[What to do] Leave out the pictures and repeat every record exactly.

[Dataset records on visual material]
* * * * *
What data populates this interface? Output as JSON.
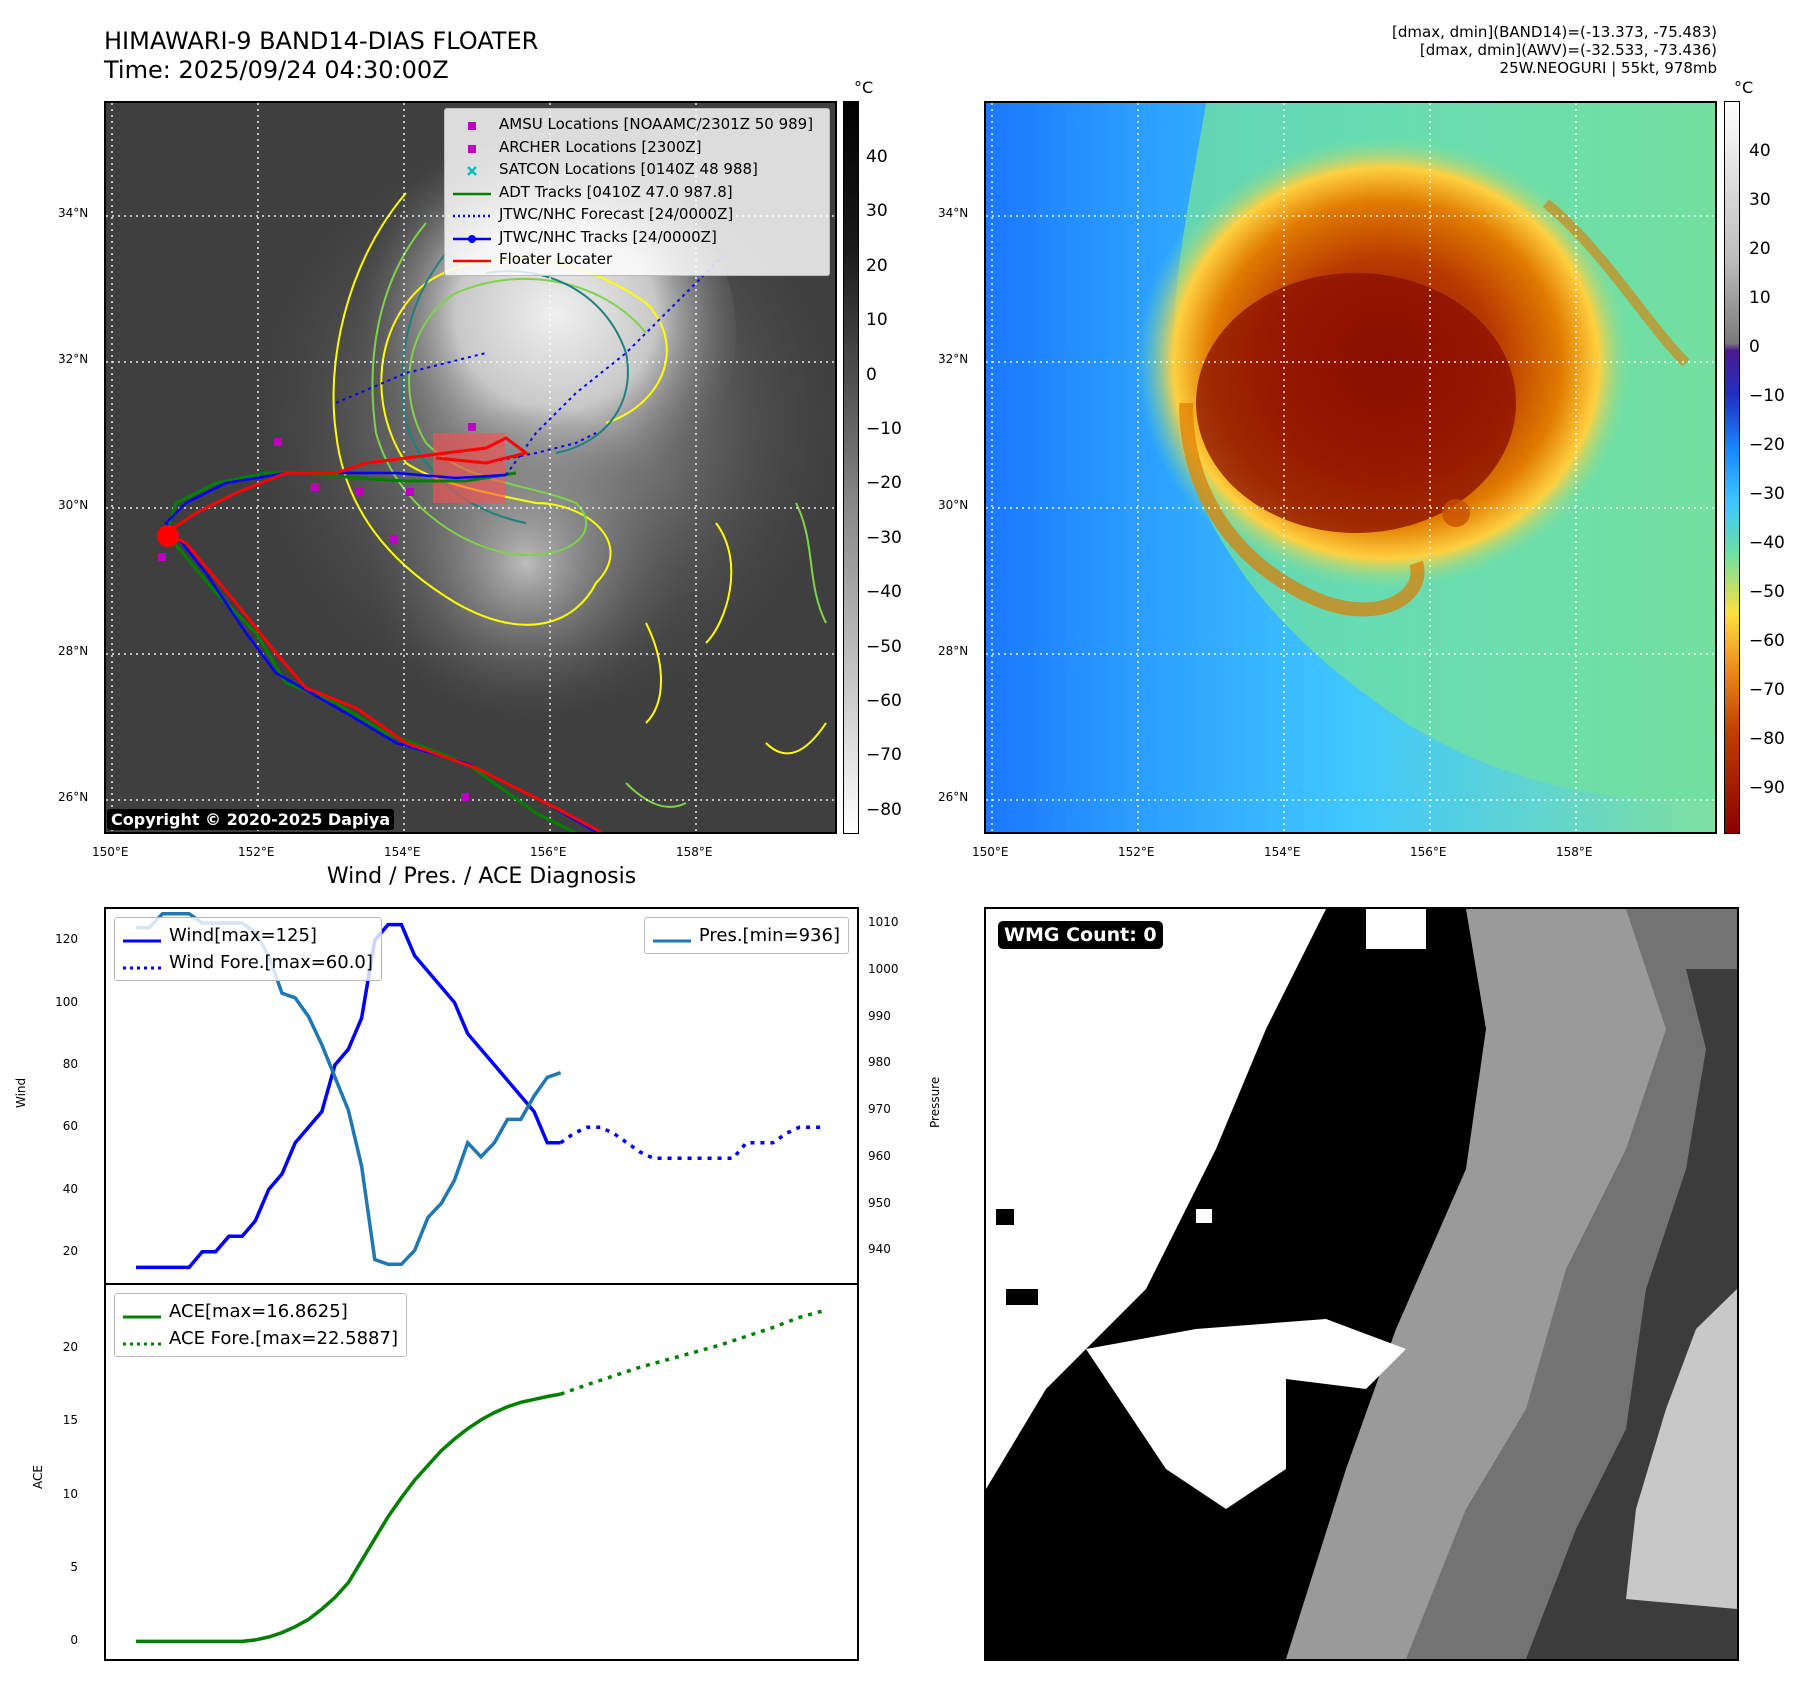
{
  "header": {
    "title_line1": "HIMAWARI-9 BAND14-DIAS FLOATER",
    "title_line2": "Time: 2025/09/24 04:30:00Z",
    "meta_line1": "[dmax, dmin](BAND14)=(-13.373, -75.483)",
    "meta_line2": "[dmax, dmin](AWV)=(-32.533, -73.436)",
    "meta_line3": "25W.NEOGURI | 55kt, 978mb"
  },
  "maps": {
    "lat_labels": [
      "34°N",
      "32°N",
      "30°N",
      "28°N",
      "26°N"
    ],
    "lon_labels": [
      "150°E",
      "152°E",
      "154°E",
      "156°E",
      "158°E"
    ],
    "left_cbar": {
      "unit": "°C",
      "ticks": [
        "40",
        "30",
        "20",
        "10",
        "0",
        "−10",
        "−20",
        "−30",
        "−40",
        "−50",
        "−60",
        "−70",
        "−80"
      ]
    },
    "right_cbar": {
      "unit": "°C",
      "ticks": [
        "40",
        "30",
        "20",
        "10",
        "0",
        "−10",
        "−20",
        "−30",
        "−40",
        "−50",
        "−60",
        "−70",
        "−80",
        "−90"
      ]
    },
    "legend": [
      {
        "label": "AMSU Locations [NOAAMC/2301Z 50 989]",
        "color": "#bf00bf",
        "kind": "square"
      },
      {
        "label": "ARCHER Locations [2300Z]",
        "color": "#bf00bf",
        "kind": "square"
      },
      {
        "label": "SATCON Locations [0140Z 48 988]",
        "color": "#00bfbf",
        "kind": "cross"
      },
      {
        "label": "ADT Tracks [0410Z 47.0 987.8]",
        "color": "#008000",
        "kind": "line"
      },
      {
        "label": "JTWC/NHC Forecast [24/0000Z]",
        "color": "#0000ff",
        "kind": "dotted"
      },
      {
        "label": "JTWC/NHC Tracks [24/0000Z]",
        "color": "#0000ff",
        "kind": "linedot"
      },
      {
        "label": "Floater Locater",
        "color": "#ff0000",
        "kind": "line"
      }
    ],
    "copyright": "Copyright © 2020-2025 Dapiya"
  },
  "diagnosis": {
    "title": "Wind / Pres. / ACE Diagnosis",
    "wind_ylabel": "Wind",
    "pres_ylabel": "Pressure",
    "ace_ylabel": "ACE",
    "wind_ticks": [
      "120",
      "100",
      "80",
      "60",
      "40",
      "20"
    ],
    "pres_ticks": [
      "1010",
      "1000",
      "990",
      "980",
      "970",
      "960",
      "950",
      "940"
    ],
    "ace_ticks": [
      "20",
      "15",
      "10",
      "5",
      "0"
    ],
    "legend_wind": "Wind[max=125]",
    "legend_wind_fore": "Wind Fore.[max=60.0]",
    "legend_pres": "Pres.[min=936]",
    "legend_ace": "ACE[max=16.8625]",
    "legend_ace_fore": "ACE Fore.[max=22.5887]"
  },
  "wmg": {
    "label": "WMG Count: 0"
  },
  "colors": {
    "wind": "#0000ff",
    "pres": "#1f77b4",
    "ace": "#008000",
    "floater": "#ff0000"
  },
  "chart_data": [
    {
      "type": "line",
      "title": "Wind / Pres. / ACE Diagnosis",
      "ylabel": "Wind",
      "ylim": [
        10,
        130
      ],
      "series": [
        {
          "name": "Wind[max=125]",
          "axis": "left",
          "style": "solid",
          "x": [
            0,
            1,
            2,
            3,
            4,
            5,
            6,
            7,
            8,
            9,
            10,
            11,
            12,
            13,
            14,
            15,
            16,
            17,
            18,
            19,
            20,
            21,
            22,
            23,
            24,
            25,
            26,
            27,
            28,
            29,
            30,
            31,
            32
          ],
          "y": [
            15,
            15,
            15,
            15,
            15,
            20,
            20,
            25,
            25,
            30,
            40,
            45,
            55,
            60,
            65,
            80,
            85,
            95,
            120,
            125,
            125,
            115,
            110,
            105,
            100,
            90,
            85,
            80,
            75,
            70,
            65,
            55,
            55
          ]
        },
        {
          "name": "Wind Fore.[max=60.0]",
          "axis": "left",
          "style": "dotted",
          "x": [
            32,
            33,
            34,
            35,
            36,
            37,
            38,
            39,
            40,
            41,
            42,
            43,
            44,
            45,
            46,
            47,
            48,
            49,
            50,
            51,
            52
          ],
          "y": [
            55,
            58,
            60,
            60,
            58,
            55,
            52,
            50,
            50,
            50,
            50,
            50,
            50,
            50,
            55,
            55,
            55,
            58,
            60,
            60,
            60
          ]
        },
        {
          "name": "Pres.[min=936]",
          "axis": "right",
          "style": "solid",
          "ylim": [
            933,
            1013
          ],
          "x": [
            0,
            1,
            2,
            3,
            4,
            5,
            6,
            7,
            8,
            9,
            10,
            11,
            12,
            13,
            14,
            15,
            16,
            17,
            18,
            19,
            20,
            21,
            22,
            23,
            24,
            25,
            26,
            27,
            28,
            29,
            30,
            31,
            32
          ],
          "y": [
            1009,
            1009,
            1012,
            1012,
            1012,
            1010,
            1010,
            1010,
            1010,
            1008,
            1003,
            995,
            994,
            990,
            984,
            977,
            970,
            958,
            938,
            937,
            937,
            940,
            947,
            950,
            955,
            963,
            960,
            963,
            968,
            968,
            973,
            977,
            978
          ]
        }
      ]
    },
    {
      "type": "line",
      "ylabel": "ACE",
      "ylim": [
        -1.2,
        24.3
      ],
      "series": [
        {
          "name": "ACE[max=16.8625]",
          "style": "solid",
          "x": [
            0,
            1,
            2,
            3,
            4,
            5,
            6,
            7,
            8,
            9,
            10,
            11,
            12,
            13,
            14,
            15,
            16,
            17,
            18,
            19,
            20,
            21,
            22,
            23,
            24,
            25,
            26,
            27,
            28,
            29,
            30,
            31,
            32
          ],
          "y": [
            0,
            0,
            0,
            0,
            0,
            0,
            0,
            0,
            0,
            0.1,
            0.3,
            0.6,
            1.0,
            1.5,
            2.2,
            3.0,
            4.0,
            5.5,
            7.0,
            8.5,
            9.8,
            11.0,
            12.0,
            13.0,
            13.8,
            14.5,
            15.1,
            15.6,
            16.0,
            16.3,
            16.5,
            16.7,
            16.86
          ]
        },
        {
          "name": "ACE Fore.[max=22.5887]",
          "style": "dotted",
          "x": [
            32,
            34,
            36,
            38,
            40,
            42,
            44,
            46,
            48,
            50,
            52
          ],
          "y": [
            16.86,
            17.5,
            18.1,
            18.7,
            19.2,
            19.7,
            20.2,
            20.8,
            21.4,
            22.1,
            22.59
          ]
        }
      ]
    }
  ]
}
* * * * *
[Problem solution]
What data populates this interface? Output as JSON.
{
  "header": {
    "title_line1": "HIMAWARI-9 BAND14-DIAS FLOATER",
    "title_line2": "Time: 2025/09/24 04:30:00Z",
    "meta_line1": "[dmax, dmin](BAND14)=(-13.373, -75.483)",
    "meta_line2": "[dmax, dmin](AWV)=(-32.533, -73.436)",
    "meta_line3": "25W.NEOGURI | 55kt, 978mb"
  },
  "maps": {
    "lat_labels": [
      "34°N",
      "32°N",
      "30°N",
      "28°N",
      "26°N"
    ],
    "lon_labels": [
      "150°E",
      "152°E",
      "154°E",
      "156°E",
      "158°E"
    ],
    "left_cbar": {
      "unit": "°C",
      "ticks": [
        "40",
        "30",
        "20",
        "10",
        "0",
        "−10",
        "−20",
        "−30",
        "−40",
        "−50",
        "−60",
        "−70",
        "−80"
      ]
    },
    "right_cbar": {
      "unit": "°C",
      "ticks": [
        "40",
        "30",
        "20",
        "10",
        "0",
        "−10",
        "−20",
        "−30",
        "−40",
        "−50",
        "−60",
        "−70",
        "−80",
        "−90"
      ]
    },
    "legend": [
      {
        "label": "AMSU Locations [NOAAMC/2301Z 50 989]",
        "color": "#bf00bf",
        "kind": "square"
      },
      {
        "label": "ARCHER Locations [2300Z]",
        "color": "#bf00bf",
        "kind": "square"
      },
      {
        "label": "SATCON Locations [0140Z 48 988]",
        "color": "#00bfbf",
        "kind": "cross"
      },
      {
        "label": "ADT Tracks [0410Z 47.0 987.8]",
        "color": "#008000",
        "kind": "line"
      },
      {
        "label": "JTWC/NHC Forecast [24/0000Z]",
        "color": "#0000ff",
        "kind": "dotted"
      },
      {
        "label": "JTWC/NHC Tracks [24/0000Z]",
        "color": "#0000ff",
        "kind": "linedot"
      },
      {
        "label": "Floater Locater",
        "color": "#ff0000",
        "kind": "line"
      }
    ],
    "copyright": "Copyright © 2020-2025 Dapiya"
  },
  "diagnosis": {
    "title": "Wind / Pres. / ACE Diagnosis",
    "wind_ylabel": "Wind",
    "pres_ylabel": "Pressure",
    "ace_ylabel": "ACE",
    "wind_ticks": [
      "120",
      "100",
      "80",
      "60",
      "40",
      "20"
    ],
    "pres_ticks": [
      "1010",
      "1000",
      "990",
      "980",
      "970",
      "960",
      "950",
      "940"
    ],
    "ace_ticks": [
      "20",
      "15",
      "10",
      "5",
      "0"
    ],
    "legend_wind": "Wind[max=125]",
    "legend_wind_fore": "Wind Fore.[max=60.0]",
    "legend_pres": "Pres.[min=936]",
    "legend_ace": "ACE[max=16.8625]",
    "legend_ace_fore": "ACE Fore.[max=22.5887]"
  },
  "wmg": {
    "label": "WMG Count: 0"
  },
  "colors": {
    "wind": "#0000ff",
    "pres": "#1f77b4",
    "ace": "#008000",
    "floater": "#ff0000"
  },
  "chart_data": [
    {
      "type": "line",
      "title": "Wind / Pres. / ACE Diagnosis",
      "ylabel": "Wind",
      "ylim": [
        10,
        130
      ],
      "series": [
        {
          "name": "Wind[max=125]",
          "axis": "left",
          "style": "solid",
          "x": [
            0,
            1,
            2,
            3,
            4,
            5,
            6,
            7,
            8,
            9,
            10,
            11,
            12,
            13,
            14,
            15,
            16,
            17,
            18,
            19,
            20,
            21,
            22,
            23,
            24,
            25,
            26,
            27,
            28,
            29,
            30,
            31,
            32
          ],
          "y": [
            15,
            15,
            15,
            15,
            15,
            20,
            20,
            25,
            25,
            30,
            40,
            45,
            55,
            60,
            65,
            80,
            85,
            95,
            120,
            125,
            125,
            115,
            110,
            105,
            100,
            90,
            85,
            80,
            75,
            70,
            65,
            55,
            55
          ]
        },
        {
          "name": "Wind Fore.[max=60.0]",
          "axis": "left",
          "style": "dotted",
          "x": [
            32,
            33,
            34,
            35,
            36,
            37,
            38,
            39,
            40,
            41,
            42,
            43,
            44,
            45,
            46,
            47,
            48,
            49,
            50,
            51,
            52
          ],
          "y": [
            55,
            58,
            60,
            60,
            58,
            55,
            52,
            50,
            50,
            50,
            50,
            50,
            50,
            50,
            55,
            55,
            55,
            58,
            60,
            60,
            60
          ]
        },
        {
          "name": "Pres.[min=936]",
          "axis": "right",
          "style": "solid",
          "ylim": [
            933,
            1013
          ],
          "x": [
            0,
            1,
            2,
            3,
            4,
            5,
            6,
            7,
            8,
            9,
            10,
            11,
            12,
            13,
            14,
            15,
            16,
            17,
            18,
            19,
            20,
            21,
            22,
            23,
            24,
            25,
            26,
            27,
            28,
            29,
            30,
            31,
            32
          ],
          "y": [
            1009,
            1009,
            1012,
            1012,
            1012,
            1010,
            1010,
            1010,
            1010,
            1008,
            1003,
            995,
            994,
            990,
            984,
            977,
            970,
            958,
            938,
            937,
            937,
            940,
            947,
            950,
            955,
            963,
            960,
            963,
            968,
            968,
            973,
            977,
            978
          ]
        }
      ]
    },
    {
      "type": "line",
      "ylabel": "ACE",
      "ylim": [
        -1.2,
        24.3
      ],
      "series": [
        {
          "name": "ACE[max=16.8625]",
          "style": "solid",
          "x": [
            0,
            1,
            2,
            3,
            4,
            5,
            6,
            7,
            8,
            9,
            10,
            11,
            12,
            13,
            14,
            15,
            16,
            17,
            18,
            19,
            20,
            21,
            22,
            23,
            24,
            25,
            26,
            27,
            28,
            29,
            30,
            31,
            32
          ],
          "y": [
            0,
            0,
            0,
            0,
            0,
            0,
            0,
            0,
            0,
            0.1,
            0.3,
            0.6,
            1.0,
            1.5,
            2.2,
            3.0,
            4.0,
            5.5,
            7.0,
            8.5,
            9.8,
            11.0,
            12.0,
            13.0,
            13.8,
            14.5,
            15.1,
            15.6,
            16.0,
            16.3,
            16.5,
            16.7,
            16.86
          ]
        },
        {
          "name": "ACE Fore.[max=22.5887]",
          "style": "dotted",
          "x": [
            32,
            34,
            36,
            38,
            40,
            42,
            44,
            46,
            48,
            50,
            52
          ],
          "y": [
            16.86,
            17.5,
            18.1,
            18.7,
            19.2,
            19.7,
            20.2,
            20.8,
            21.4,
            22.1,
            22.59
          ]
        }
      ]
    }
  ]
}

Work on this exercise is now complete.